## begin Excerpted text
The Glamorous Life
A few years ago, I went on an extensive national book-signing tour for my novel Ai! Pedrito!—the tour in which I set the Guinness World Record for the “largest single-author book signing.” We hit 27 cities in 28 days—and I remember my neighbor grinning when I told her about the upcoming trip. “Oh, how glamorous it must be! 27 cities in 28 days!”
You can always identify the people who don’t travel often….
I’m now sitting in a hotel room in Hollywood, just arrived an hour ago, and will be teaching and presenting an award for the Writers of the Future workshop. Tired, scrounging the reserves of energy, and I know I’ll be done and able to stay home for a few days as of Monday. I’ve been on the road almost non-stop since March 25 for the HELLHOLE AWAKENING tour.
Before I left on the tour, I put in a lot of extra hours at the keyboard to finish my edit of the sixth draft of MENTATS OF DUNE, a 630-page manuscript. I wrapped that up and handed it off to my test readers—and then the test readers met with me for eight hours to go over all their comments on the 850-page manuscript of THE DARK BETWEEN THE STARS, which I would be working on during my tour. I spent several days combing through their marked-up manuscripts, keying in easy changes, pulling out notes of larger rewrites, then got all of those papers together, put the current file on my laptop, and packed my suitcase. I had already packed and shipped out “goodie boxes” of door prizes and giveaway materials for all the bookstore stops on my tour.
Tuesday March 25 I was dropped off at the Denver Airport for an early flight to San Diego, rented the car, got to my hotel, took a quick shower, changed clothes, drove to dinner then went to my evening signing at Mysterious Galaxy Bookstore. Back to the hotel room at 10 PM.
Got up at 4:30 AM to check out, return the car, get to the airport for an early flight to Dallas. It was my birthday, but when the alarm went off it didn’t feel like much of a celebration. Landed in Dallas, rented the car, got to the hotel room, had a wonderful couple hours of downtime before I went off to meet 27 friends and members of the 501st Legion who all got together for dinner at the Cheesecake Factory. Great signing at the Barnes & Noble, about 80 people, then back to the hotel room to bed…and up again for an early flight to Houston, where I took a cab to the hotel, met up later with some Rush fans for dinner at a barbecue joint, booksigning at the Barnes & Noble, back to the hotel, got to bed.
Up again early for a very long flight to Seattle, arrived after lunch, met up with Brian Herbert for most of the afternoon where we brainstormed NAVIGATORS OF DUNE and took a lot of notes. We went to dinner with Brian’s wife Jan and University Bookstore’s Duane Wilkins, did a signing, went back to the hotel, which was gearing up for Norwescon—the Pacific Northwest’s largest SF convention, where I was a guest that weekend. Saturday and Sunday I was on several panels at the convention, did a reading of a new Dan Shamble story, had lunch with a Rush webmaster, had dinner with a space advocate—during which I realized my voice was going. I was coming down with laryngitis.
Monday morning, I got up for my flight to Atlanta, and found that my voice was almost entirely useless. Not a good sign for the appearance that night! I also had a TV interview scheduled for Dayton OH the next day…how could I appear on camera? A doctor friend met me at the airport and gave me a treatment that helped the voice a little bit, so I was able to rasp my talk through a microphone in the bookstore. Then went to a local brewery for some beers with friends. Total of 10 hours in the hotel room before I was checked out again.
## end Excerpted text
Short problem 1:
According to the travel essay, how many cities and days did the book-signing tour for Ai! Pedrito! cover?
## begin Data provided
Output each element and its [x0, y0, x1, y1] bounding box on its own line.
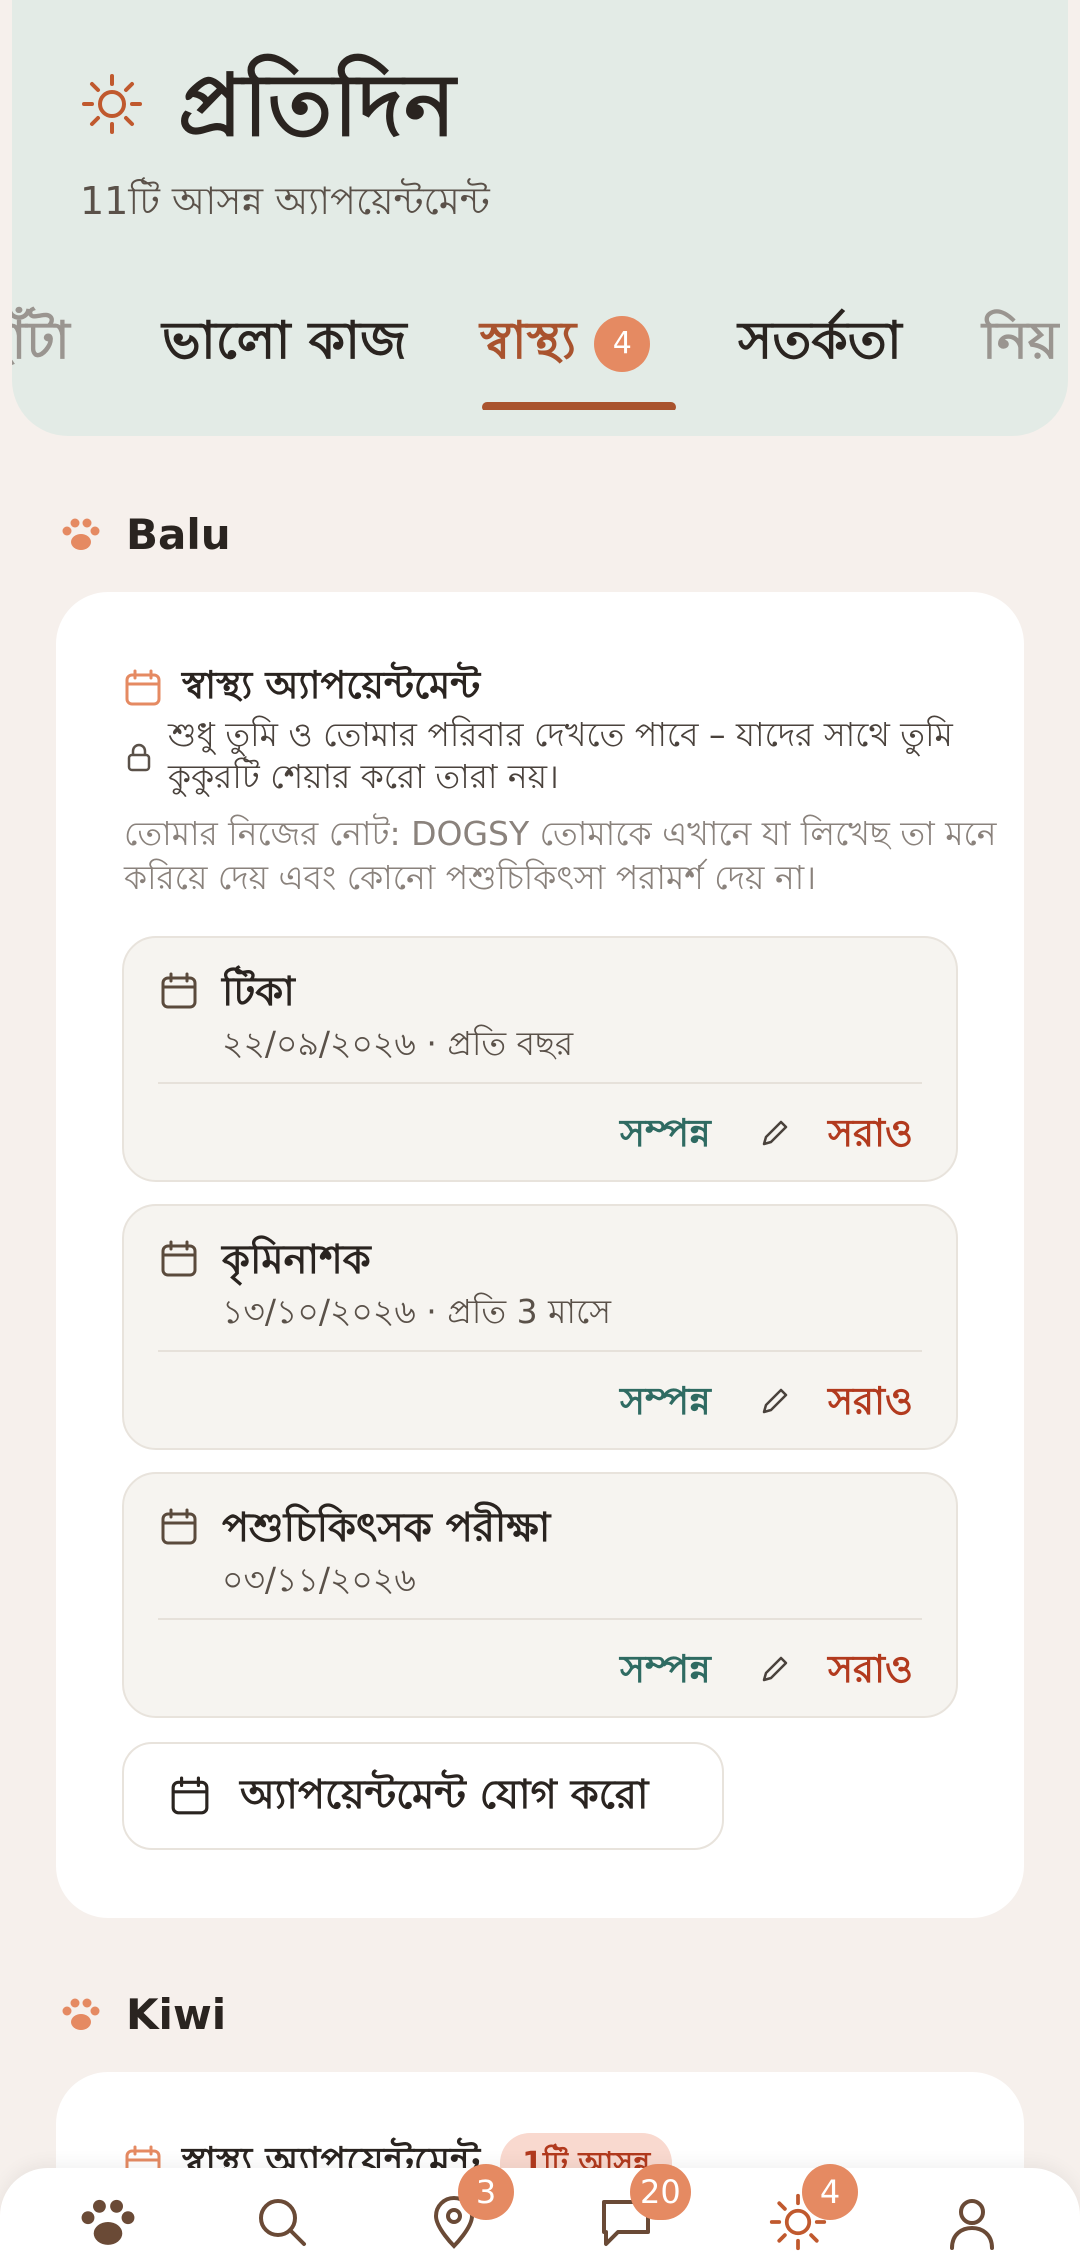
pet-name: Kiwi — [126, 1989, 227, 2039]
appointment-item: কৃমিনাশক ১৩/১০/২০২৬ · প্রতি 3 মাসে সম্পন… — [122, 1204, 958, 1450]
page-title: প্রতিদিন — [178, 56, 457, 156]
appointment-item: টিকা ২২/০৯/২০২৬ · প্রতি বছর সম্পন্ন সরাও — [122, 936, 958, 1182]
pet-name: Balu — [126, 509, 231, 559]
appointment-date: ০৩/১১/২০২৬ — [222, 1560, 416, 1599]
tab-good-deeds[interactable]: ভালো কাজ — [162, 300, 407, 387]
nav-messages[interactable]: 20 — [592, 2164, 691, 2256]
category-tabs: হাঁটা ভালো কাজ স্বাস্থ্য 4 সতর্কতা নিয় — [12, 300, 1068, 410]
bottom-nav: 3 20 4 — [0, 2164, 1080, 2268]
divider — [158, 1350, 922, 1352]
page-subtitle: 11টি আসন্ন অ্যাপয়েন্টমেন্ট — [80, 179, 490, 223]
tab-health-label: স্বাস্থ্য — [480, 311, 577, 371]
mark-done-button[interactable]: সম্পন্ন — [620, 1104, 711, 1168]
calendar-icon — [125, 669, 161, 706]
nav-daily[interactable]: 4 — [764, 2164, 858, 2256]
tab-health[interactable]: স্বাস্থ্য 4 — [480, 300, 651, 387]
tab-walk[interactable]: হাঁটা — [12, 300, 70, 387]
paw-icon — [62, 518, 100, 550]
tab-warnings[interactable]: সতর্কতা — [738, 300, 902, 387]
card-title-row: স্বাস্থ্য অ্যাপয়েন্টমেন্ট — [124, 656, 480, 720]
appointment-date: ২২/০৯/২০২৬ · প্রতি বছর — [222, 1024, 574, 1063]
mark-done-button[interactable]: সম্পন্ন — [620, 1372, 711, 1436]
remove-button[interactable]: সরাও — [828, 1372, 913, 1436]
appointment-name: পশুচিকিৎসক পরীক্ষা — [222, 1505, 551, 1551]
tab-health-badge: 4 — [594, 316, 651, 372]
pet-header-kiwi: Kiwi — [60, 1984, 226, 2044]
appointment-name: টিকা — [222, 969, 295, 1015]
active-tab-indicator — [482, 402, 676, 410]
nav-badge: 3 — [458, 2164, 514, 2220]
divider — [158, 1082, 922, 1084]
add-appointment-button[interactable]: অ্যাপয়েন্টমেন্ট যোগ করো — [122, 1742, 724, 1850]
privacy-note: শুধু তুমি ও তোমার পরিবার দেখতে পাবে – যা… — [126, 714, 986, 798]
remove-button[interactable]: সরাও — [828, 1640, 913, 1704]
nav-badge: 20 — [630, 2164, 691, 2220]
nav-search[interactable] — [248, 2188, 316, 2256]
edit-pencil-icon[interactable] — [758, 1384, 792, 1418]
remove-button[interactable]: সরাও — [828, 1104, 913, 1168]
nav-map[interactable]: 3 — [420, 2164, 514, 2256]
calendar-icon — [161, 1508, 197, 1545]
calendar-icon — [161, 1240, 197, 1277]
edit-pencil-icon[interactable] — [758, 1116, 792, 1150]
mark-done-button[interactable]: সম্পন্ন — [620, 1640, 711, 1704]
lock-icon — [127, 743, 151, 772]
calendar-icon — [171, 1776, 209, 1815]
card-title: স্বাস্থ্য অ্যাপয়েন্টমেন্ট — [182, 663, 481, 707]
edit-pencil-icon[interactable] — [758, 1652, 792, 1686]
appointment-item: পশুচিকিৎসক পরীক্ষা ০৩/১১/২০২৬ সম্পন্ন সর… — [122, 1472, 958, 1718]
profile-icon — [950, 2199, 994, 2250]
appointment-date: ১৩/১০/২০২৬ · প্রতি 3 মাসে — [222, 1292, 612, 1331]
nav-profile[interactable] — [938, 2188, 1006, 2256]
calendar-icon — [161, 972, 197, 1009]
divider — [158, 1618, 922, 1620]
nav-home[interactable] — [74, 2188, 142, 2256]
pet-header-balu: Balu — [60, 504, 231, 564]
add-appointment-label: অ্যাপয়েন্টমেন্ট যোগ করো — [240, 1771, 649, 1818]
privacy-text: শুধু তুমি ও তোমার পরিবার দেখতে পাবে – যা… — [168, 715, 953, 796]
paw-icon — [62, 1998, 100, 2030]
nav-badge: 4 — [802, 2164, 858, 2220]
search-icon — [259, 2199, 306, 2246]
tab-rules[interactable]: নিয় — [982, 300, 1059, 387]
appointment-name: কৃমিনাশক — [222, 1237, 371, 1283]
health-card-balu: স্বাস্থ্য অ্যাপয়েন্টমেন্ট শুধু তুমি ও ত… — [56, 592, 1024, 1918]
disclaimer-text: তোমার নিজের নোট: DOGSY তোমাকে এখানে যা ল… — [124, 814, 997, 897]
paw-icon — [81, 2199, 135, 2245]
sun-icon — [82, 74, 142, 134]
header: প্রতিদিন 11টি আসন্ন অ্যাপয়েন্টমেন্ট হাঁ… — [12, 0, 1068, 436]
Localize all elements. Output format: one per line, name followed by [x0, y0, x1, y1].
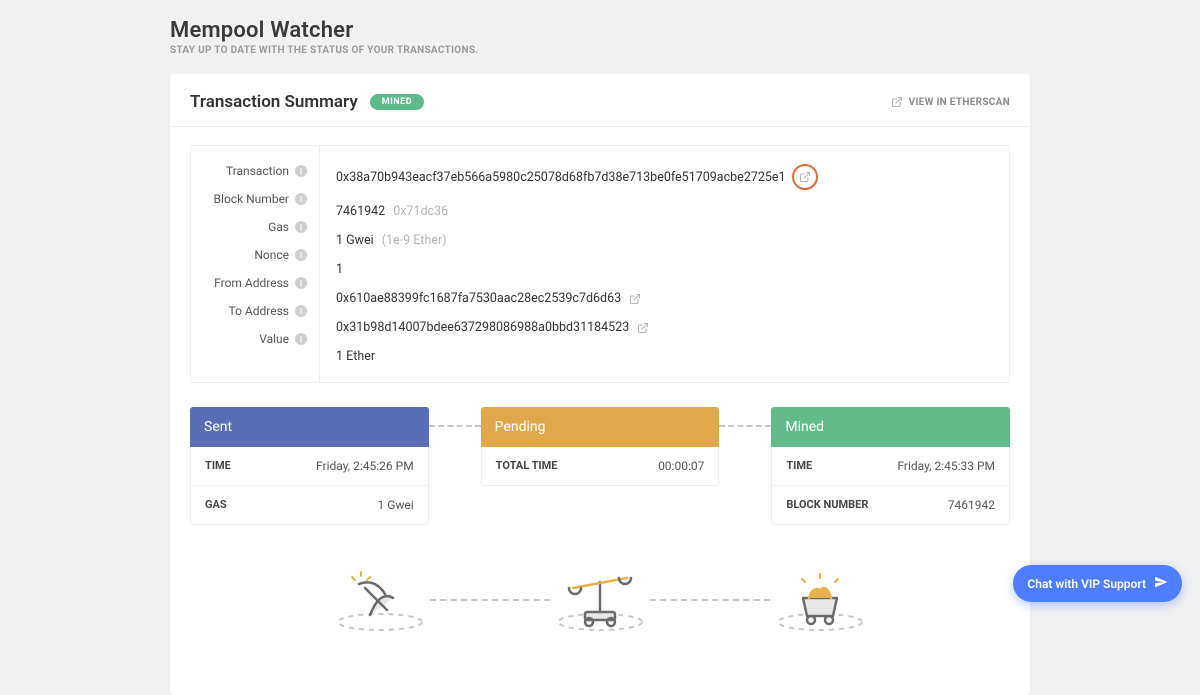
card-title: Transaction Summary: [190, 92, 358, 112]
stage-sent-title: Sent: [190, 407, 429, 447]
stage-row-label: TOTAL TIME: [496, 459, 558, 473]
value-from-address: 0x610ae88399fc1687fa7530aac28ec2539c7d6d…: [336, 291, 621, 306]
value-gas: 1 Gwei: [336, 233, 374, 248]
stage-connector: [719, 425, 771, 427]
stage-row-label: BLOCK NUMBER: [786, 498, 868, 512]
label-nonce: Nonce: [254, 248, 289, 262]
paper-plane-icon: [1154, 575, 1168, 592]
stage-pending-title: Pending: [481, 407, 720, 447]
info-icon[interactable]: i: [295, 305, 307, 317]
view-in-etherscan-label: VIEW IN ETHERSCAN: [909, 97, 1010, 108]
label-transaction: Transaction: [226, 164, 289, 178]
## end Data provided
Short problem 2:
List every line of the records that contains the string "date".

Written reply 1:
27 cities in 28 days.

Written reply 2:
appointment-date: ০৩/১১/২০২৬ — [222, 1560, 416, 1599]
appointment-date: ২২/০৯/২০২৬ · প্রতি বছর — [222, 1024, 574, 1063]
appointment-date: ১৩/১০/২০২৬ · প্রতি 3 মাসে — [222, 1292, 612, 1331]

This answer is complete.